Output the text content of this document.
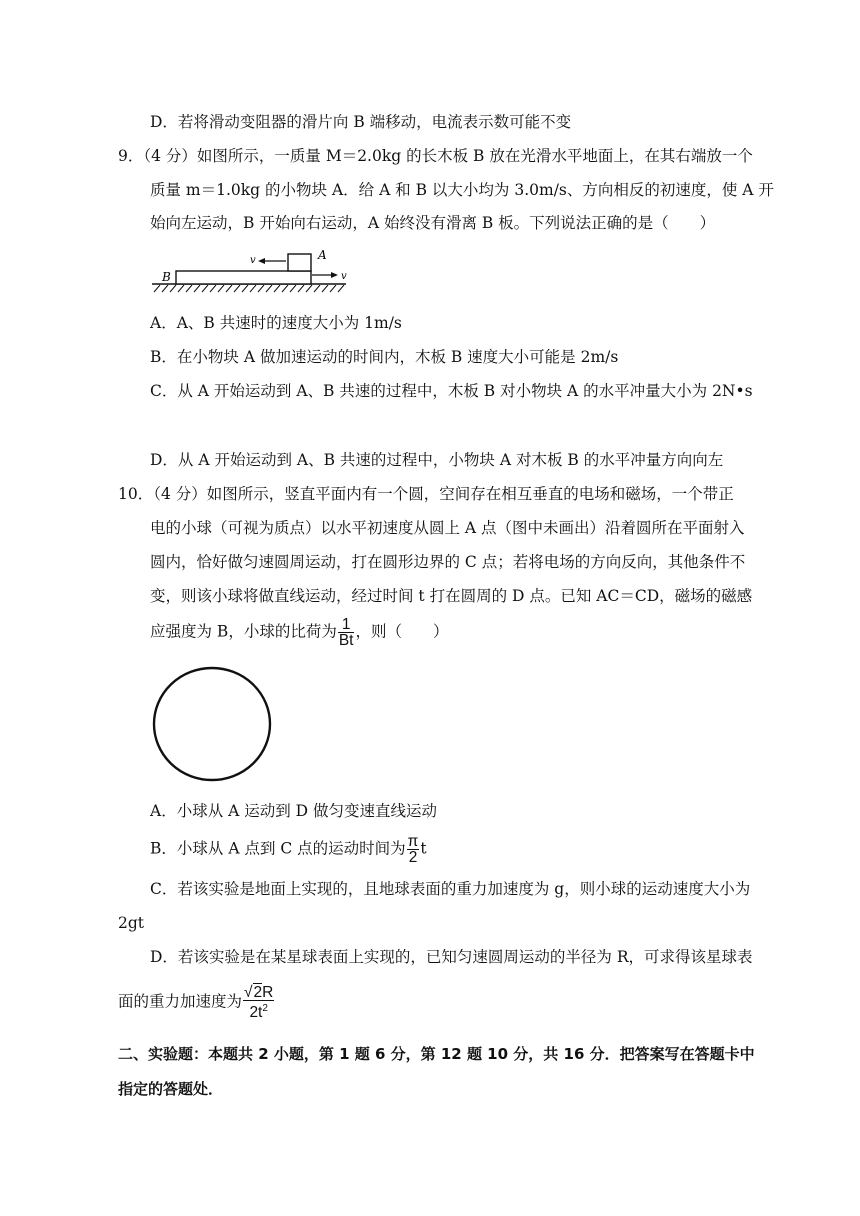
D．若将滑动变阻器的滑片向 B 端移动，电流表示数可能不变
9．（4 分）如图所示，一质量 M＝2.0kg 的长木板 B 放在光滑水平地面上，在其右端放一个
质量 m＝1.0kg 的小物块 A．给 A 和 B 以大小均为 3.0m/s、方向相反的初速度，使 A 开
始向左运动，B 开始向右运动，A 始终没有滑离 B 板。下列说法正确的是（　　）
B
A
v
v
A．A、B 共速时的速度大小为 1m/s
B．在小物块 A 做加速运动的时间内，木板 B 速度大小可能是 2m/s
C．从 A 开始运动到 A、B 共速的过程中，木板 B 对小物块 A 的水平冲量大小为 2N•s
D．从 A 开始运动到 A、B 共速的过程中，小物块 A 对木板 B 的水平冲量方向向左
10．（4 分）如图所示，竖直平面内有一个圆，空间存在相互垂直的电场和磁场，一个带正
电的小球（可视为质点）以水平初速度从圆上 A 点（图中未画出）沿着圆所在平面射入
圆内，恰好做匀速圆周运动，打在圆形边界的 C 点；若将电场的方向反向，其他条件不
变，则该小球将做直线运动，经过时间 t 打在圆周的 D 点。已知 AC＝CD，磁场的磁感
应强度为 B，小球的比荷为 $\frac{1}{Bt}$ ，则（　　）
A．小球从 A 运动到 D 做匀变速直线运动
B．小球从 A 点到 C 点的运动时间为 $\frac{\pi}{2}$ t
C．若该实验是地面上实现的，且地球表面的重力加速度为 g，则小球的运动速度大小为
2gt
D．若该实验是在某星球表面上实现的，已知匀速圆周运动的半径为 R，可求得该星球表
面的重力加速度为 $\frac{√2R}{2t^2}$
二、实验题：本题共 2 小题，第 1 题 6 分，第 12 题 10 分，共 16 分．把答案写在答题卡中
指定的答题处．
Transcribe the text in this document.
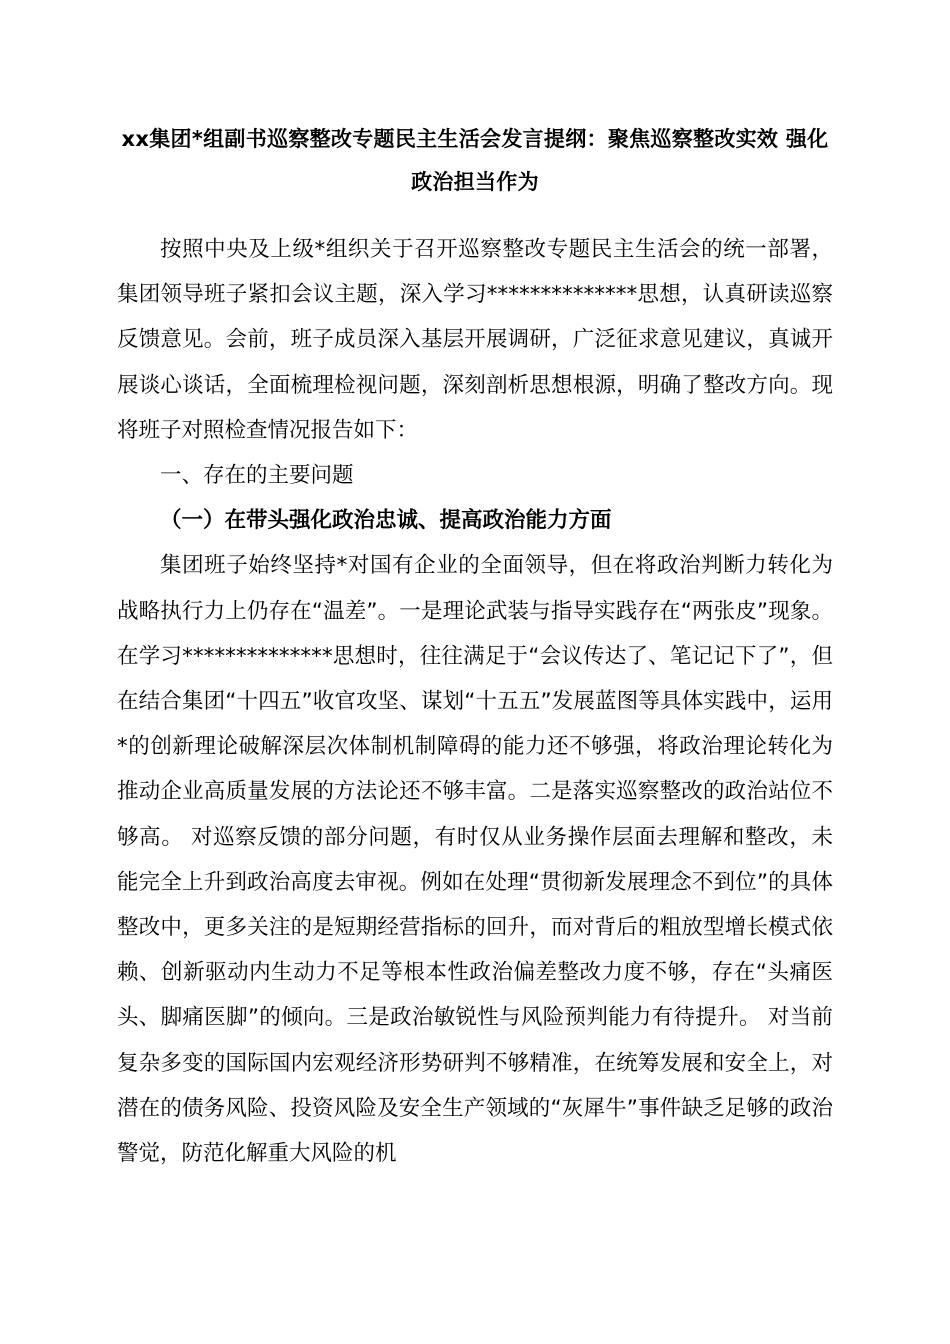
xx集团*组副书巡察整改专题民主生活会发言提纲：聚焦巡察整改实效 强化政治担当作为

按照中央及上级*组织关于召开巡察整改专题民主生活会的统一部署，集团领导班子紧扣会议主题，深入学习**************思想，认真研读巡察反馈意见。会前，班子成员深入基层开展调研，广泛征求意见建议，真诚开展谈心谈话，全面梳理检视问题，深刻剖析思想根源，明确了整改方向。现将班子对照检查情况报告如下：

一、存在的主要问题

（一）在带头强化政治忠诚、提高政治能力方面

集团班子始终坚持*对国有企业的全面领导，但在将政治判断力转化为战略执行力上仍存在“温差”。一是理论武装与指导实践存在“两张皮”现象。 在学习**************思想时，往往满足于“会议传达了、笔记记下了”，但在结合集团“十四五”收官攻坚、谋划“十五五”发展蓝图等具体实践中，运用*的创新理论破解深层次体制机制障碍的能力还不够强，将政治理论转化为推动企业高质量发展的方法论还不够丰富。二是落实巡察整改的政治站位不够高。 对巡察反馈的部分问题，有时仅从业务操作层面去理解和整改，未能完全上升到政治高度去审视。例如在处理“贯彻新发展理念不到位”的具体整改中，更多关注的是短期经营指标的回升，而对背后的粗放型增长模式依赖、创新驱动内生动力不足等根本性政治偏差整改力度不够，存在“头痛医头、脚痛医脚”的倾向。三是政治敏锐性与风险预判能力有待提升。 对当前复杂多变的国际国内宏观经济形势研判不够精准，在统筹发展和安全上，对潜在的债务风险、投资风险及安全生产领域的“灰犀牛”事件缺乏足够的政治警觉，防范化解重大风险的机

* _What needs to be done_
Every line of the material is to be quoted exactly, with no pictures carried over.

* _Exercise solution_
Output the text content of this document.
D．若将滑动变阻器的滑片向 B 端移动，电流表示数可能不变
9．（4 分）如图所示，一质量 M＝2.0kg 的长木板 B 放在光滑水平地面上，在其右端放一个
质量 m＝1.0kg 的小物块 A．给 A 和 B 以大小均为 3.0m/s、方向相反的初速度，使 A 开
始向左运动，B 开始向右运动，A 始终没有滑离 B 板。下列说法正确的是（　　）
B
A
v
v
A．A、B 共速时的速度大小为 1m/s
B．在小物块 A 做加速运动的时间内，木板 B 速度大小可能是 2m/s
C．从 A 开始运动到 A、B 共速的过程中，木板 B 对小物块 A 的水平冲量大小为 2N•s
D．从 A 开始运动到 A、B 共速的过程中，小物块 A 对木板 B 的水平冲量方向向左
10．（4 分）如图所示，竖直平面内有一个圆，空间存在相互垂直的电场和磁场，一个带正
电的小球（可视为质点）以水平初速度从圆上 A 点（图中未画出）沿着圆所在平面射入
圆内，恰好做匀速圆周运动，打在圆形边界的 C 点；若将电场的方向反向，其他条件不
变，则该小球将做直线运动，经过时间 t 打在圆周的 D 点。已知 AC＝CD，磁场的磁感
应强度为 B，小球的比荷为 $\frac{1}{Bt}$ ，则（　　）
A．小球从 A 运动到 D 做匀变速直线运动
B．小球从 A 点到 C 点的运动时间为 $\frac{\pi}{2}$ t
C．若该实验是地面上实现的，且地球表面的重力加速度为 g，则小球的运动速度大小为
2gt
D．若该实验是在某星球表面上实现的，已知匀速圆周运动的半径为 R，可求得该星球表
面的重力加速度为 $\frac{√2R}{2t^2}$
二、实验题：本题共 2 小题，第 1 题 6 分，第 12 题 10 分，共 16 分．把答案写在答题卡中
指定的答题处．
Transcribe the text in this document.
xx集团*组副书巡察整改专题民主生活会发言提纲：聚焦巡察整改实效 强化政治担当作为

按照中央及上级*组织关于召开巡察整改专题民主生活会的统一部署，集团领导班子紧扣会议主题，深入学习**************思想，认真研读巡察反馈意见。会前，班子成员深入基层开展调研，广泛征求意见建议，真诚开展谈心谈话，全面梳理检视问题，深刻剖析思想根源，明确了整改方向。现将班子对照检查情况报告如下：

一、存在的主要问题

（一）在带头强化政治忠诚、提高政治能力方面

集团班子始终坚持*对国有企业的全面领导，但在将政治判断力转化为战略执行力上仍存在“温差”。一是理论武装与指导实践存在“两张皮”现象。 在学习**************思想时，往往满足于“会议传达了、笔记记下了”，但在结合集团“十四五”收官攻坚、谋划“十五五”发展蓝图等具体实践中，运用*的创新理论破解深层次体制机制障碍的能力还不够强，将政治理论转化为推动企业高质量发展的方法论还不够丰富。二是落实巡察整改的政治站位不够高。 对巡察反馈的部分问题，有时仅从业务操作层面去理解和整改，未能完全上升到政治高度去审视。例如在处理“贯彻新发展理念不到位”的具体整改中，更多关注的是短期经营指标的回升，而对背后的粗放型增长模式依赖、创新驱动内生动力不足等根本性政治偏差整改力度不够，存在“头痛医头、脚痛医脚”的倾向。三是政治敏锐性与风险预判能力有待提升。 对当前复杂多变的国际国内宏观经济形势研判不够精准，在统筹发展和安全上，对潜在的债务风险、投资风险及安全生产领域的“灰犀牛”事件缺乏足够的政治警觉，防范化解重大风险的机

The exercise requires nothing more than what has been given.